Problem description: Pick out all lines in the listing holding the string "园林绿化" and copy them.

Stored data

————————

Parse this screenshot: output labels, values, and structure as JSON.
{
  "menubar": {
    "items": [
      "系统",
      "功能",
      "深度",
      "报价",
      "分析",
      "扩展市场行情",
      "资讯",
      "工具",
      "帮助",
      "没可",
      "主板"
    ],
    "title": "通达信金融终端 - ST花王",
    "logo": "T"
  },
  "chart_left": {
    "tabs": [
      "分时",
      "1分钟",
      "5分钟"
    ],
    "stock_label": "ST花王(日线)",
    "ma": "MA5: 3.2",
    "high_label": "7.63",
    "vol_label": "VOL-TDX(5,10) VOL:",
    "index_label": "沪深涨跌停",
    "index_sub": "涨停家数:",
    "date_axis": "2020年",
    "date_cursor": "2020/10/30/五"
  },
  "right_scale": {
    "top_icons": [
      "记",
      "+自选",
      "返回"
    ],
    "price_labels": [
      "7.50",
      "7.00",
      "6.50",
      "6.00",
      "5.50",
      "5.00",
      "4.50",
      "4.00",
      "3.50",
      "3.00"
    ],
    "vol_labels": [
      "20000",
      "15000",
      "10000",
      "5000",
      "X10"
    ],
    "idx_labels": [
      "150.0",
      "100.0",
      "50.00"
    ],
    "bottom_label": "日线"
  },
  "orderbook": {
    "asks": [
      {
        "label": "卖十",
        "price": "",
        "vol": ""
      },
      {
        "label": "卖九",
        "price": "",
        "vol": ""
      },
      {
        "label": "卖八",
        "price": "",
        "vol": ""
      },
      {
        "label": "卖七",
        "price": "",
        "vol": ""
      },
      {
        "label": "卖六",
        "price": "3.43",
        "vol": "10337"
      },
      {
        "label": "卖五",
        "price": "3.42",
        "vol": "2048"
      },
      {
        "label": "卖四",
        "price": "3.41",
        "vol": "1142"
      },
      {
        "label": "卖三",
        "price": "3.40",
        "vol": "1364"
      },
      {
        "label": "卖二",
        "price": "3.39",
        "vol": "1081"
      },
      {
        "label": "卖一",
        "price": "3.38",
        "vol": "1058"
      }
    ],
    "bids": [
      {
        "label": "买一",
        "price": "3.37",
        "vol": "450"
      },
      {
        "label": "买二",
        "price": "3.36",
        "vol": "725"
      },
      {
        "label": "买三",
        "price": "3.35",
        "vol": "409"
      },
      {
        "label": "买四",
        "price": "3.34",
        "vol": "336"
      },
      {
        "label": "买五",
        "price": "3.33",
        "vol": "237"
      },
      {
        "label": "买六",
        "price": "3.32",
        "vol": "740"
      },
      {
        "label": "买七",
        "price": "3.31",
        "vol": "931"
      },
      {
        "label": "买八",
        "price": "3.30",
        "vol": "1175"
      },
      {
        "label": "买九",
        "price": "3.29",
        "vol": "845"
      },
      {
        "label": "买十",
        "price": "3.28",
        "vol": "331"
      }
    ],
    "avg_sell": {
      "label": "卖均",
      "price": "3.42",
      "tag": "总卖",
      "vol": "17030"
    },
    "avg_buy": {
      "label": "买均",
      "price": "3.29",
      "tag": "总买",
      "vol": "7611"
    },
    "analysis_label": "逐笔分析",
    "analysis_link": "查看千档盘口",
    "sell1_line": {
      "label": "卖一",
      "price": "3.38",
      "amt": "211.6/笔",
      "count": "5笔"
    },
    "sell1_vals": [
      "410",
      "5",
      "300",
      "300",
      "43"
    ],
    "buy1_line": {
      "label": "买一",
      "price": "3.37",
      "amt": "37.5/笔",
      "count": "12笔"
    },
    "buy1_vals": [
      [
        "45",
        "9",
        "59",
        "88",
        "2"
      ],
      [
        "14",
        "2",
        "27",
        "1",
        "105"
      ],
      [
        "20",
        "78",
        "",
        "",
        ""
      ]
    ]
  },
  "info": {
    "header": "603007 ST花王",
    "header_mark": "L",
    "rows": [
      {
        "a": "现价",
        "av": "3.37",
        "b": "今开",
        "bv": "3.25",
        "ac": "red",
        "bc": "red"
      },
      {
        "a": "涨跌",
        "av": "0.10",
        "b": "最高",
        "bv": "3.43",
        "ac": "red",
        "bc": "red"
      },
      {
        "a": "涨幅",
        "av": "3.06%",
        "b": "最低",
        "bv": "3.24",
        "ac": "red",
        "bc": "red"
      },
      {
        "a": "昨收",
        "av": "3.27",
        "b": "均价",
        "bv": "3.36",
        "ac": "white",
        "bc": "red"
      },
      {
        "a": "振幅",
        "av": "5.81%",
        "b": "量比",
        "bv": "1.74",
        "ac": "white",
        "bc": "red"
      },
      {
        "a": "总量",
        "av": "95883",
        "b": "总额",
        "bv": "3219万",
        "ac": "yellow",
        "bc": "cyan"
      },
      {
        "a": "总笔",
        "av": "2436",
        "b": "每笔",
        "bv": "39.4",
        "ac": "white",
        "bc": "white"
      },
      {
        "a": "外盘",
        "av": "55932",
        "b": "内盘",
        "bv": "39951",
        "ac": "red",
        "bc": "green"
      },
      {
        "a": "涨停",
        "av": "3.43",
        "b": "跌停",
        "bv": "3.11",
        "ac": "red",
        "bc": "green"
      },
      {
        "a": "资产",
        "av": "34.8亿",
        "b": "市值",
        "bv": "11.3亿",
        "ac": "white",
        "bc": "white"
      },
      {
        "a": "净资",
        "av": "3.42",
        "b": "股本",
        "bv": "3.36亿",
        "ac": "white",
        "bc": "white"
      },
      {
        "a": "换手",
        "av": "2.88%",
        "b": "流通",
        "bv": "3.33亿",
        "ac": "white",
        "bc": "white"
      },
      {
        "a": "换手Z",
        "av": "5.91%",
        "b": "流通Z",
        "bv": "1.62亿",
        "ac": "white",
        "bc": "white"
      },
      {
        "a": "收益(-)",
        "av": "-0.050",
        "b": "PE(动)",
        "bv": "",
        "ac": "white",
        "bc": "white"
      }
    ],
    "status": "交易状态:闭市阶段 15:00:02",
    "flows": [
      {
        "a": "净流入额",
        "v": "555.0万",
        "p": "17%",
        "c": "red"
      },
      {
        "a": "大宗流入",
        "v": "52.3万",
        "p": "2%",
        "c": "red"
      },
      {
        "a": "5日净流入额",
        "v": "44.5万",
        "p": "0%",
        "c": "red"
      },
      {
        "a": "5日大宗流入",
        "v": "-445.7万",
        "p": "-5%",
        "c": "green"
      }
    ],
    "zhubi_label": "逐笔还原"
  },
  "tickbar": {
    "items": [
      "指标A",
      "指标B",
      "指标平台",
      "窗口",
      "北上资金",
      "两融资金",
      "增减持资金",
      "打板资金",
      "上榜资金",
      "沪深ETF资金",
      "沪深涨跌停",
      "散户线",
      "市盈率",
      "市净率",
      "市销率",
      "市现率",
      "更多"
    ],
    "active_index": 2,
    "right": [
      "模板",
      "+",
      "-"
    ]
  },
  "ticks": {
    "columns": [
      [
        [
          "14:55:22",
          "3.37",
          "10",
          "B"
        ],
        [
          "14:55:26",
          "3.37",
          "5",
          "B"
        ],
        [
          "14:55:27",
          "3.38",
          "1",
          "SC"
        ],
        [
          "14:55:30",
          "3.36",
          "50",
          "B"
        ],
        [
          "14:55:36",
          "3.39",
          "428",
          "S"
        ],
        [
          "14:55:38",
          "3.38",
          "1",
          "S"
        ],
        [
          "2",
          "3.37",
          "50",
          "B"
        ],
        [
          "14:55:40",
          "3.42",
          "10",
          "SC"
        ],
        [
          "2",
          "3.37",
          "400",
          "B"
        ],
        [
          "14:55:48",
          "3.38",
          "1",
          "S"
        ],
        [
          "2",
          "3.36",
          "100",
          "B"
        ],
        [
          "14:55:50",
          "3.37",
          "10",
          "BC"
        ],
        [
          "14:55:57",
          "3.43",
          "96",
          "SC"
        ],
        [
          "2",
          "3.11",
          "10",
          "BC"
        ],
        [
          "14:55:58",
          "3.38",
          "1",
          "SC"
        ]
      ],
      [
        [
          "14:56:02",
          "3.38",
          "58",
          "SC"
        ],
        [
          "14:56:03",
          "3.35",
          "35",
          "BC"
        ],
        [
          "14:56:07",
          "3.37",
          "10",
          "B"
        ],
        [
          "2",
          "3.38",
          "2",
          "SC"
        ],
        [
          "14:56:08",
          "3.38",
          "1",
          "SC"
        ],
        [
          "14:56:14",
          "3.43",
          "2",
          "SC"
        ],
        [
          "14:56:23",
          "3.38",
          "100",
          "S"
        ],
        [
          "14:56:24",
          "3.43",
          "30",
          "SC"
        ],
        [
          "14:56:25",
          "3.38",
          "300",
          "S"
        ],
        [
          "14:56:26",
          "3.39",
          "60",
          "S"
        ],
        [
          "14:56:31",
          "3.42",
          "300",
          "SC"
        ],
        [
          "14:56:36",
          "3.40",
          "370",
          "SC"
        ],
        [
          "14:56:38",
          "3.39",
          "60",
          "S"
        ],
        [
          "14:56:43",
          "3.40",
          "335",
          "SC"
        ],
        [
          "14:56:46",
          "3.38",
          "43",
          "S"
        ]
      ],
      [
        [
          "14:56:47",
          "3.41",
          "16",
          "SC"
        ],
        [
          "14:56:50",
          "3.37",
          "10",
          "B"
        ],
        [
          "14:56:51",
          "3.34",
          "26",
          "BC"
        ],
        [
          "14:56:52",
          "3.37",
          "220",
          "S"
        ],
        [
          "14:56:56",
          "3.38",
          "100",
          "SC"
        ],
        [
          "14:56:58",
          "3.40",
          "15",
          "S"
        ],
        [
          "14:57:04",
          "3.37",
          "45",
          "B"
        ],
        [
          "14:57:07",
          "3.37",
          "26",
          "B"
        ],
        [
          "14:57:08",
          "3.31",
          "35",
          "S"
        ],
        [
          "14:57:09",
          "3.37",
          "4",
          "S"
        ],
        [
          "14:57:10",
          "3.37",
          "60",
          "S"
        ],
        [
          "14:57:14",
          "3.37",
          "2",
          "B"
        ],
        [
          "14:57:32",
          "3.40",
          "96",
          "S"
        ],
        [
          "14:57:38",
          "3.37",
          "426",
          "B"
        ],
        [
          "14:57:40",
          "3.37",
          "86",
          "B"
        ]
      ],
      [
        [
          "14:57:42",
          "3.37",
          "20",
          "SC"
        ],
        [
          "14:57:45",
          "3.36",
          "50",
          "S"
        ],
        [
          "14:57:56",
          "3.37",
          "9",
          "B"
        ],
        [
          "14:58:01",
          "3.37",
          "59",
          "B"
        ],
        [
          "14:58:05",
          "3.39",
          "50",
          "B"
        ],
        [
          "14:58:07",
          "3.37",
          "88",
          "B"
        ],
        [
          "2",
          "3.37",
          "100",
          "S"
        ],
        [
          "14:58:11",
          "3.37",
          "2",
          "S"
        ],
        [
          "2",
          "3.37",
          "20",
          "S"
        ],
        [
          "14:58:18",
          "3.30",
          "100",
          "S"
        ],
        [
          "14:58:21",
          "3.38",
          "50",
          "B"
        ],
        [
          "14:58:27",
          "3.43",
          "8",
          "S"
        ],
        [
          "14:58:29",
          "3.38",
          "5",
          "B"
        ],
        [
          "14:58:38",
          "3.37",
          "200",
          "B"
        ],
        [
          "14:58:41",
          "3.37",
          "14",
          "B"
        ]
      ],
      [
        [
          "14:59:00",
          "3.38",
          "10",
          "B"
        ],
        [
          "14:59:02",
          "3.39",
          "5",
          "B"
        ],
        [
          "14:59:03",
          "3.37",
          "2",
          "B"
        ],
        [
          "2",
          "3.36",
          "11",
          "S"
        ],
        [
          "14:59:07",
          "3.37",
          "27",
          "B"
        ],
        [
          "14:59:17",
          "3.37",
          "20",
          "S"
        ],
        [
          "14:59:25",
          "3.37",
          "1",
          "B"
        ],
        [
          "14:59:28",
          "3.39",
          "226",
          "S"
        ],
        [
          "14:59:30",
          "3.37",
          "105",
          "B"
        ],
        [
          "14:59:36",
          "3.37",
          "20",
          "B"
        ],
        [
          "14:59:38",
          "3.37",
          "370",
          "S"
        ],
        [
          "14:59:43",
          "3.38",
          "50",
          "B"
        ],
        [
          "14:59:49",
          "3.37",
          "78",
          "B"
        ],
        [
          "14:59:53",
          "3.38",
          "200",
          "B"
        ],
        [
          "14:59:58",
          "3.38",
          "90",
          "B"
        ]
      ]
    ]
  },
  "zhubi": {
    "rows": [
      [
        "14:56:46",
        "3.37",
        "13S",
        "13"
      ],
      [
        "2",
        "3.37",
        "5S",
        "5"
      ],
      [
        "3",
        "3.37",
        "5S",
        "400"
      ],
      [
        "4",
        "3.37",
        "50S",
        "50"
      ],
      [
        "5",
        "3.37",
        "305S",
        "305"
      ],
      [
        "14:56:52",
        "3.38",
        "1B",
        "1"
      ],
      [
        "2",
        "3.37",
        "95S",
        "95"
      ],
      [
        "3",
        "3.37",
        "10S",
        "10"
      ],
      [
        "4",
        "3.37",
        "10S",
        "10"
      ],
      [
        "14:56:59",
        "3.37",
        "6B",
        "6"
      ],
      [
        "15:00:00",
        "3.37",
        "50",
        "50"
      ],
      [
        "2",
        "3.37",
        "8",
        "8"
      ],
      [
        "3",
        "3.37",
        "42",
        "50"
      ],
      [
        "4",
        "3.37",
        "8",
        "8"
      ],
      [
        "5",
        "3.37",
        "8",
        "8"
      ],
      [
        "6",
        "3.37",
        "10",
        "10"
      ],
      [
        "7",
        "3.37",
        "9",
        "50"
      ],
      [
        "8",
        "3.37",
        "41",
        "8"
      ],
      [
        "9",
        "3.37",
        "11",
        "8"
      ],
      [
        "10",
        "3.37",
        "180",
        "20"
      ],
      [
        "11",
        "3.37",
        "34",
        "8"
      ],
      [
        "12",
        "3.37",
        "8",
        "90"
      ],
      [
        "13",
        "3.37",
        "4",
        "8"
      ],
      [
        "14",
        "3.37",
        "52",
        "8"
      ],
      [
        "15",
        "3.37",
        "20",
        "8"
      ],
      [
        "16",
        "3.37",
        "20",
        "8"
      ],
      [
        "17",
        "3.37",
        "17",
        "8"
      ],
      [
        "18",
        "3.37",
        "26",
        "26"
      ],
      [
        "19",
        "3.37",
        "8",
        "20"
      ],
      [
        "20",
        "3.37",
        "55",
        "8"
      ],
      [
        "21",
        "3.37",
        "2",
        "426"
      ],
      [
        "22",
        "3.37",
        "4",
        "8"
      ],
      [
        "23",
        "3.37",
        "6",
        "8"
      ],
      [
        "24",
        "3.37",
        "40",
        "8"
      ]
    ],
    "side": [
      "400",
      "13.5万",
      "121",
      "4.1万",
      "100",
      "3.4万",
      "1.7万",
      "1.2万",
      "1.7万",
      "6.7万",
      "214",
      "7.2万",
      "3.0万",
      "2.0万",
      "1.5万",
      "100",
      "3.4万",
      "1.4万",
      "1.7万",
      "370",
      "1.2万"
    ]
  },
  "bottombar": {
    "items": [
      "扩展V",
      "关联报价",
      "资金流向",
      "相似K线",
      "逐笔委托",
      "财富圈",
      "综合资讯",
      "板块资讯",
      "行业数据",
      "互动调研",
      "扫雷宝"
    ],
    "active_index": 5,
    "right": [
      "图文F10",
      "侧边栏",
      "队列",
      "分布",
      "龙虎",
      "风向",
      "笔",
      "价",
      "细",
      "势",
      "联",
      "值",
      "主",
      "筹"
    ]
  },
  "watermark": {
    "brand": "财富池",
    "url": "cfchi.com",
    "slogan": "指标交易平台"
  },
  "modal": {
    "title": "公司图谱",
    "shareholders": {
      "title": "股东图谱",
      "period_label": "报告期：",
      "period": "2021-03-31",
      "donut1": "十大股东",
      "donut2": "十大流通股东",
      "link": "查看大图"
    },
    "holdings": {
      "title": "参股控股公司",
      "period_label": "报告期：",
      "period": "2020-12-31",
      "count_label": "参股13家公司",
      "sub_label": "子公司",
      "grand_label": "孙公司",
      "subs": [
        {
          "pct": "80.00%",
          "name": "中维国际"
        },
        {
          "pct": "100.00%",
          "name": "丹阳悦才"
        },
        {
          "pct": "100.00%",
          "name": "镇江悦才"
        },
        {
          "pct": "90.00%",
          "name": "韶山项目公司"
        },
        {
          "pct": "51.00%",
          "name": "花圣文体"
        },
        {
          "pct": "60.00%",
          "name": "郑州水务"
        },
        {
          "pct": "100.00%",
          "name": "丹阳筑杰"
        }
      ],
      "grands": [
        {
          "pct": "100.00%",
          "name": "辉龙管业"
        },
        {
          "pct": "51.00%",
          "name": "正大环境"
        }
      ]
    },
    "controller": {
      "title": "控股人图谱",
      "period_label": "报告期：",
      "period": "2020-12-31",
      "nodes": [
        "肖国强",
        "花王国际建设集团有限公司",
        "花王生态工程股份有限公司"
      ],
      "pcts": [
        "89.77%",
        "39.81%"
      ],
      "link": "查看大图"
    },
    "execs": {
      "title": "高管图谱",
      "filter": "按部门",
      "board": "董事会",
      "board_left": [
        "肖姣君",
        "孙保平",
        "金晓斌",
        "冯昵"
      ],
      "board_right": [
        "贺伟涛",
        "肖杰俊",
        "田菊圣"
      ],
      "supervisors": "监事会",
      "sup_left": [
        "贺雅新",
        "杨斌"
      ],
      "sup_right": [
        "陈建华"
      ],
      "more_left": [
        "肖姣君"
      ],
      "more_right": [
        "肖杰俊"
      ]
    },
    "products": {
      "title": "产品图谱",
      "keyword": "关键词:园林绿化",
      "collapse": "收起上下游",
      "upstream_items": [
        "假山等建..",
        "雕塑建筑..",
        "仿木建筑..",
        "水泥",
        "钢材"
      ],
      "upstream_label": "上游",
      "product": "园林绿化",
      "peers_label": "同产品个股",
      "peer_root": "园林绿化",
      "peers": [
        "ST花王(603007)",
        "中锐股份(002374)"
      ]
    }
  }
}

————————

Answer for this exercise:
      "keyword": "关键词:园林绿化",
      "product": "园林绿化",
      "peer_root": "园林绿化",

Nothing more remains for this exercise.